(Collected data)
__________________________________________________
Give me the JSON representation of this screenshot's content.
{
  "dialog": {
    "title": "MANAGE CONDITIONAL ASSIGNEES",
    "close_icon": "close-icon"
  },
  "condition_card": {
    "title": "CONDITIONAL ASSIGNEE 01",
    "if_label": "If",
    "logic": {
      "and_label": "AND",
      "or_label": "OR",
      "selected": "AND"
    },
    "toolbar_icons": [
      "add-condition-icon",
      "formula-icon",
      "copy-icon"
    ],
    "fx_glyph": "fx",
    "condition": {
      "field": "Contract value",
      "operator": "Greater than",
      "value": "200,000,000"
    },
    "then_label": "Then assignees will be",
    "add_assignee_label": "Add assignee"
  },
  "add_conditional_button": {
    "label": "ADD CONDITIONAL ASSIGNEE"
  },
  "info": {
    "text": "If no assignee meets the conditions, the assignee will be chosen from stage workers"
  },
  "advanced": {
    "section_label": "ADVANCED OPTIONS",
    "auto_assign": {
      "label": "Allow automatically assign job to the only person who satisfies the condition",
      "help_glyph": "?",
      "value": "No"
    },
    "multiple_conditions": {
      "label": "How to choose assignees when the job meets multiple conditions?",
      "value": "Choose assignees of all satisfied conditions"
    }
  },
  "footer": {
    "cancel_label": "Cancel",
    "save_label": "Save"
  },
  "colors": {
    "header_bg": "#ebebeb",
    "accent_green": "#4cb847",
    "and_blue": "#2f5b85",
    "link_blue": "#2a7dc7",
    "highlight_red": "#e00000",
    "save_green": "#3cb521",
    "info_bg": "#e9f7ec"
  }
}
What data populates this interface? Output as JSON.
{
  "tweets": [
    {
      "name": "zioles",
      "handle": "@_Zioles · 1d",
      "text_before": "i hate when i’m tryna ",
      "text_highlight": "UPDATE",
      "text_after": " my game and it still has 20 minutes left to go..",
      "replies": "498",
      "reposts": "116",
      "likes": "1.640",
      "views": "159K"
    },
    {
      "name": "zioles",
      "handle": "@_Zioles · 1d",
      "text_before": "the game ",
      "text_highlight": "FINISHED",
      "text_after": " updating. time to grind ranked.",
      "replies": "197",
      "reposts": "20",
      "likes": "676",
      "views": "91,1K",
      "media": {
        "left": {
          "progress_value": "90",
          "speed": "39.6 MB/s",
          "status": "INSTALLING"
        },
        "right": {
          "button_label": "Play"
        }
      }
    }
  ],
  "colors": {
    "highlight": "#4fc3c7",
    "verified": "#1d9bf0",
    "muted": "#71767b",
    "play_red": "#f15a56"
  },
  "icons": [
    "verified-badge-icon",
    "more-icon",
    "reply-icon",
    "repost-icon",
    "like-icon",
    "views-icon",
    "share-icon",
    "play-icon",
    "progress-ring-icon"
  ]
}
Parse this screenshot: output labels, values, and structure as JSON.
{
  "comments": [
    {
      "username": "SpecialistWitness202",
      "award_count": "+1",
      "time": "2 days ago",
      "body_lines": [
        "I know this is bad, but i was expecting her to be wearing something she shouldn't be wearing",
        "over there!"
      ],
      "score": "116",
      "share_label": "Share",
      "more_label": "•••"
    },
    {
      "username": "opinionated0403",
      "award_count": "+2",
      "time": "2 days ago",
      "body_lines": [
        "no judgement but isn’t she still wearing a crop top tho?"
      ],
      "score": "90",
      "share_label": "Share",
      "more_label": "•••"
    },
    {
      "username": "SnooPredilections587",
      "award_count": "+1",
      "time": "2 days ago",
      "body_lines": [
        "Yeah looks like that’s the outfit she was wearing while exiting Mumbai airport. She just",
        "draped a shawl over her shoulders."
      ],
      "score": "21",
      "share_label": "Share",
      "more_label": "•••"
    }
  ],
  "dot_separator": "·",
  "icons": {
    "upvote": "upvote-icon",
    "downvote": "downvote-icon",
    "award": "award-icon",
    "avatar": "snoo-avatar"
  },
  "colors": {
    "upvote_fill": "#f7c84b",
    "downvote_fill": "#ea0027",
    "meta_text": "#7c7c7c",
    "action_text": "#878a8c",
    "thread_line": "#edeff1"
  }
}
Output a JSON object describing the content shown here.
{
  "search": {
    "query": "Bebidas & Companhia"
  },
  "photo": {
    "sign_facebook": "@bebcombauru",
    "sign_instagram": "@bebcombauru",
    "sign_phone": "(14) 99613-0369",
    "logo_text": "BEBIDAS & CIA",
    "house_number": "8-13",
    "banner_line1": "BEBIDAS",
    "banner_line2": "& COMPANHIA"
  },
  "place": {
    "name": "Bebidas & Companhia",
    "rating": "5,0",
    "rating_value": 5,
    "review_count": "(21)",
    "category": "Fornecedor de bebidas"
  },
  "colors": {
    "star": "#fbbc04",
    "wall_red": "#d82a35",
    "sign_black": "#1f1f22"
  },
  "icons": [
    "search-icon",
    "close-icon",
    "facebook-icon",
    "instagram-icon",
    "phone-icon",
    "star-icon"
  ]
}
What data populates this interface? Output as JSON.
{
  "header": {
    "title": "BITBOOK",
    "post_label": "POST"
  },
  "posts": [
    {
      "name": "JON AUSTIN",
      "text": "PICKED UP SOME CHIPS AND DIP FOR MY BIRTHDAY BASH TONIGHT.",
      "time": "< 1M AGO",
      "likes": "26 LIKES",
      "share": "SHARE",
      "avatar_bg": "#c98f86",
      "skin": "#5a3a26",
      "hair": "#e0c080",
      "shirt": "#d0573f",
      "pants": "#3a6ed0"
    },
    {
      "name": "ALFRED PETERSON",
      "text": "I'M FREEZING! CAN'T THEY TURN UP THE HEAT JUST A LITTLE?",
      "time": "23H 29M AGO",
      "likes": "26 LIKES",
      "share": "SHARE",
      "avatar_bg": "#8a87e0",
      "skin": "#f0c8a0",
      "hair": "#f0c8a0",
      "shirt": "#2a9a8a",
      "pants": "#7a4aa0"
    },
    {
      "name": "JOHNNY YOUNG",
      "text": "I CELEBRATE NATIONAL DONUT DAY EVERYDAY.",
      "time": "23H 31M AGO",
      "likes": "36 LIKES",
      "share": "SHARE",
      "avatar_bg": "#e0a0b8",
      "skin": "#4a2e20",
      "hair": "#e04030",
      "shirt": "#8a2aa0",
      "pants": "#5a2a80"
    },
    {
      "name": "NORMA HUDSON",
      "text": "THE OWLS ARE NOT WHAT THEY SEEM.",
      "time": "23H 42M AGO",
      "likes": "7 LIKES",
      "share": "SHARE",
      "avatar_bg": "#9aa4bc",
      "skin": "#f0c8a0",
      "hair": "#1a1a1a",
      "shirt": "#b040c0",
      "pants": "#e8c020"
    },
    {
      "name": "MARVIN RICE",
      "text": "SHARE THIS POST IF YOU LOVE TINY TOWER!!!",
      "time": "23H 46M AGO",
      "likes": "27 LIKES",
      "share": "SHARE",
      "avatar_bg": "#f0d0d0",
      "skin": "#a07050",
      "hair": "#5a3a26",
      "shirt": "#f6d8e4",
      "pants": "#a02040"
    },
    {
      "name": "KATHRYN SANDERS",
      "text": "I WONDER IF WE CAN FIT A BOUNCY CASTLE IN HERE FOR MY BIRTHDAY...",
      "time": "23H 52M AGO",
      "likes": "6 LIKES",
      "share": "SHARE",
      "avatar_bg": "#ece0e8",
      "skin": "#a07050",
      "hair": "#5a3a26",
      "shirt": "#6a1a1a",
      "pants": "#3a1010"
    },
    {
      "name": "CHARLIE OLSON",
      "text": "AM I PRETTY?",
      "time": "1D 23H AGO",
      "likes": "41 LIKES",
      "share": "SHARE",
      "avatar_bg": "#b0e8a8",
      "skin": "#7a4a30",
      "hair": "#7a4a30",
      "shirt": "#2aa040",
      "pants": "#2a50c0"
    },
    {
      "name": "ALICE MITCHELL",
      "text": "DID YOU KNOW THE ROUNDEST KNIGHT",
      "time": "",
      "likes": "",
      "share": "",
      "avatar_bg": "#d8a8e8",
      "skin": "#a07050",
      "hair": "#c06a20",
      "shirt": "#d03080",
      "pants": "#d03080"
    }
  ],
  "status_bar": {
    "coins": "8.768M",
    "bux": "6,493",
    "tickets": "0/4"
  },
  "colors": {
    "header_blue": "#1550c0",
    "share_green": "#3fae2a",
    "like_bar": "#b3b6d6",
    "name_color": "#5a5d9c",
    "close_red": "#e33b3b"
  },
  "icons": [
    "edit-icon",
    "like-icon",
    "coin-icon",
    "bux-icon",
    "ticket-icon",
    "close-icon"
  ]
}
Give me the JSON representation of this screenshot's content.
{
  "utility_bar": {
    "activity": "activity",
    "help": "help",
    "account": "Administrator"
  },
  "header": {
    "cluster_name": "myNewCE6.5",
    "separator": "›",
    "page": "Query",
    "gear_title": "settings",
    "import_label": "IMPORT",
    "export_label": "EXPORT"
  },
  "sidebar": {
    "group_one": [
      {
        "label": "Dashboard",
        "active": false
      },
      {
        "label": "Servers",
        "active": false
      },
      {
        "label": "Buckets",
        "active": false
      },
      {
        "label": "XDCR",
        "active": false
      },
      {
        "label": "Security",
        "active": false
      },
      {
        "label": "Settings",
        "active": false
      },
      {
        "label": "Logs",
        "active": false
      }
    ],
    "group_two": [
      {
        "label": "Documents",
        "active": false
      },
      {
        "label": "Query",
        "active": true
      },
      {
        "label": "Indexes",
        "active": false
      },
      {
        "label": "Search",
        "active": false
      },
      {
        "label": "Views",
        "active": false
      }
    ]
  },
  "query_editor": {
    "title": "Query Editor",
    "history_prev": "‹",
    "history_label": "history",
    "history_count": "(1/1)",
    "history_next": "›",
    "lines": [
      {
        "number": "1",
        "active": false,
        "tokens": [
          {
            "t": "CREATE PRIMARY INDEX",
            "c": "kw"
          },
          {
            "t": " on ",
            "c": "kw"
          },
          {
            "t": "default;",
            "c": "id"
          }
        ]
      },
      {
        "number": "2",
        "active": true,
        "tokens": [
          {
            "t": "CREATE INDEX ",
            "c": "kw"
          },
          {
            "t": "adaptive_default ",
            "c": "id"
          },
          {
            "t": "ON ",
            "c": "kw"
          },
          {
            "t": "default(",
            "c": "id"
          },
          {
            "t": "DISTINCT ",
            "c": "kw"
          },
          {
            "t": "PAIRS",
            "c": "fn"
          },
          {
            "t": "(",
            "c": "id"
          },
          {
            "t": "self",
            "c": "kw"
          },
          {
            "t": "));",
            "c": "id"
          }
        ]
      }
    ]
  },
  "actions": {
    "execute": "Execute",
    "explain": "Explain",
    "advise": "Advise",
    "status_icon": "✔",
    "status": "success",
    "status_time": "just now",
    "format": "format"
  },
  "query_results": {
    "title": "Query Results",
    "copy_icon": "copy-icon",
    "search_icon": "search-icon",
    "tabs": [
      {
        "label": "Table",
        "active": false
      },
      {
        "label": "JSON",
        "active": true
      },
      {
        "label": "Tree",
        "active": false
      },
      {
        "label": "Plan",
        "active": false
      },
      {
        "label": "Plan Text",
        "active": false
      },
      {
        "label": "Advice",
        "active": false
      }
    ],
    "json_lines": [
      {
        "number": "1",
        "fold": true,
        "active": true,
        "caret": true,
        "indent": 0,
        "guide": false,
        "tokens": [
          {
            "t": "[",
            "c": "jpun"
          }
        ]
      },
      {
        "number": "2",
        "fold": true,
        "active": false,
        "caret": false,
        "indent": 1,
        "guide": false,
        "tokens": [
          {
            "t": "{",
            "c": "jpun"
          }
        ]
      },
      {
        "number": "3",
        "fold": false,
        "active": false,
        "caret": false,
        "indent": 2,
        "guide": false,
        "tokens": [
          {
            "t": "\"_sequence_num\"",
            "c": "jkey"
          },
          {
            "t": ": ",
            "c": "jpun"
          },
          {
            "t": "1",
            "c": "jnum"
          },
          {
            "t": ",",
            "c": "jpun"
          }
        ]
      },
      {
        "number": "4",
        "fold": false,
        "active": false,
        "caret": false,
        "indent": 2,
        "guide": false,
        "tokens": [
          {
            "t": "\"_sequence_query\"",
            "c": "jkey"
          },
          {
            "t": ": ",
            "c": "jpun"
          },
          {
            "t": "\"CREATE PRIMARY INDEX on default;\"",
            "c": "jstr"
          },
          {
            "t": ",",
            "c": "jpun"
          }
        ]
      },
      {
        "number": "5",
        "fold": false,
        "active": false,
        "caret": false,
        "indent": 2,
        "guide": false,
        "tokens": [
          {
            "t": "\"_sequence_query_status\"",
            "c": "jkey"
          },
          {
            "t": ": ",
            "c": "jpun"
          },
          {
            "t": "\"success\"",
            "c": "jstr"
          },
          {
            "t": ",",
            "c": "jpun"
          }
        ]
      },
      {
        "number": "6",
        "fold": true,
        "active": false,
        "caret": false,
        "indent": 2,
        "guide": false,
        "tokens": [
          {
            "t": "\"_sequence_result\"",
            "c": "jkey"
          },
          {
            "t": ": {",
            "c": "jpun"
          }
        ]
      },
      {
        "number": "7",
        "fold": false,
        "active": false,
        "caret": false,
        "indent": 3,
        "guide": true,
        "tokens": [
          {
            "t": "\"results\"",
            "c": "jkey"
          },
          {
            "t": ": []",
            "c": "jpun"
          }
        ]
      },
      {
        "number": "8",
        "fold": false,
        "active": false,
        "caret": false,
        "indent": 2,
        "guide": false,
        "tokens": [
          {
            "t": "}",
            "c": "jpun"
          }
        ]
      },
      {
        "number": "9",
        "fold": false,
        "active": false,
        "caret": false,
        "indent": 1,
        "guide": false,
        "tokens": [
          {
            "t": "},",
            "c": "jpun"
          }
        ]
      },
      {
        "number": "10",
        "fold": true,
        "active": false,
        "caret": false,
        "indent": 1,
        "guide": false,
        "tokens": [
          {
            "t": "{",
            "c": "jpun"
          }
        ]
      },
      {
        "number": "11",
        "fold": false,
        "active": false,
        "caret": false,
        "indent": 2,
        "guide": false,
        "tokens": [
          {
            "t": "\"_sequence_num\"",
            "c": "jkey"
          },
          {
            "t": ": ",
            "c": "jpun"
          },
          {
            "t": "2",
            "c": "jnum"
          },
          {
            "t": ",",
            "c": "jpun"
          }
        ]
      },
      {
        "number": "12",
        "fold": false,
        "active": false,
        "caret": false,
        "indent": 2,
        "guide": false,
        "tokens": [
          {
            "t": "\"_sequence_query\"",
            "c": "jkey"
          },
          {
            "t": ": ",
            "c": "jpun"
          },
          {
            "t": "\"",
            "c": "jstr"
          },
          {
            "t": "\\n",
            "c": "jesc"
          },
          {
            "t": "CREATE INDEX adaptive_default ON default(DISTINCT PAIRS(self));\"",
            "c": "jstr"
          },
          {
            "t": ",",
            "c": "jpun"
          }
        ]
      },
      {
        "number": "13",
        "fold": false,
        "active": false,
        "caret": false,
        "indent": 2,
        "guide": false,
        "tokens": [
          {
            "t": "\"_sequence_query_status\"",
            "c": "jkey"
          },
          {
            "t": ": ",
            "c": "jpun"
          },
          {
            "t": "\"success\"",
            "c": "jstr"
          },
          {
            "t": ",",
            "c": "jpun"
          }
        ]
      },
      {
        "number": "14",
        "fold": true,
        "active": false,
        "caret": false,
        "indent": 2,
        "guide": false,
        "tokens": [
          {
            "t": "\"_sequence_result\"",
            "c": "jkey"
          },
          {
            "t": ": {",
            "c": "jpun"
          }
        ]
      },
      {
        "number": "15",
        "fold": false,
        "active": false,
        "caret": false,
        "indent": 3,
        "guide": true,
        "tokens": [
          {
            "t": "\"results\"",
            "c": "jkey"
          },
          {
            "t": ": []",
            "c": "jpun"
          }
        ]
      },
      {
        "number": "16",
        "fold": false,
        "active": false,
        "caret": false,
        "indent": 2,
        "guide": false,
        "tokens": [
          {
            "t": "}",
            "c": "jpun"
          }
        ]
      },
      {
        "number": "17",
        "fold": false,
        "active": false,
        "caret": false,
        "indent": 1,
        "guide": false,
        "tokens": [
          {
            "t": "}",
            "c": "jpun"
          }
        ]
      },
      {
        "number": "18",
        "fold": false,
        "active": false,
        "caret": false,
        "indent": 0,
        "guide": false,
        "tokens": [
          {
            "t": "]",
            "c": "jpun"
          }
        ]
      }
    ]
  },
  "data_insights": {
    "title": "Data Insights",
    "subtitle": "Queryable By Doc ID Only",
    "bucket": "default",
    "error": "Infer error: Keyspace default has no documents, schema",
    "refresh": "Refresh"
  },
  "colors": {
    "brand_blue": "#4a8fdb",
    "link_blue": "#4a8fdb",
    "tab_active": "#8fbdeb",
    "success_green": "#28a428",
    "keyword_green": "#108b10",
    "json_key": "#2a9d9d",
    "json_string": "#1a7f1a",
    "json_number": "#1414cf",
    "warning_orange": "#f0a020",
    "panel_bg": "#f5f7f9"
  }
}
__________________________________________________
## GIVEN PROBLEM
Copy each line from the records above that includes the string "BIRTHDAY".

## SOLUTION FOR THIS TASK
      "text": "PICKED UP SOME CHIPS AND DIP FOR MY BIRTHDAY BASH TONIGHT.",
      "text": "I WONDER IF WE CAN FIT A BOUNCY CASTLE IN HERE FOR MY BIRTHDAY...",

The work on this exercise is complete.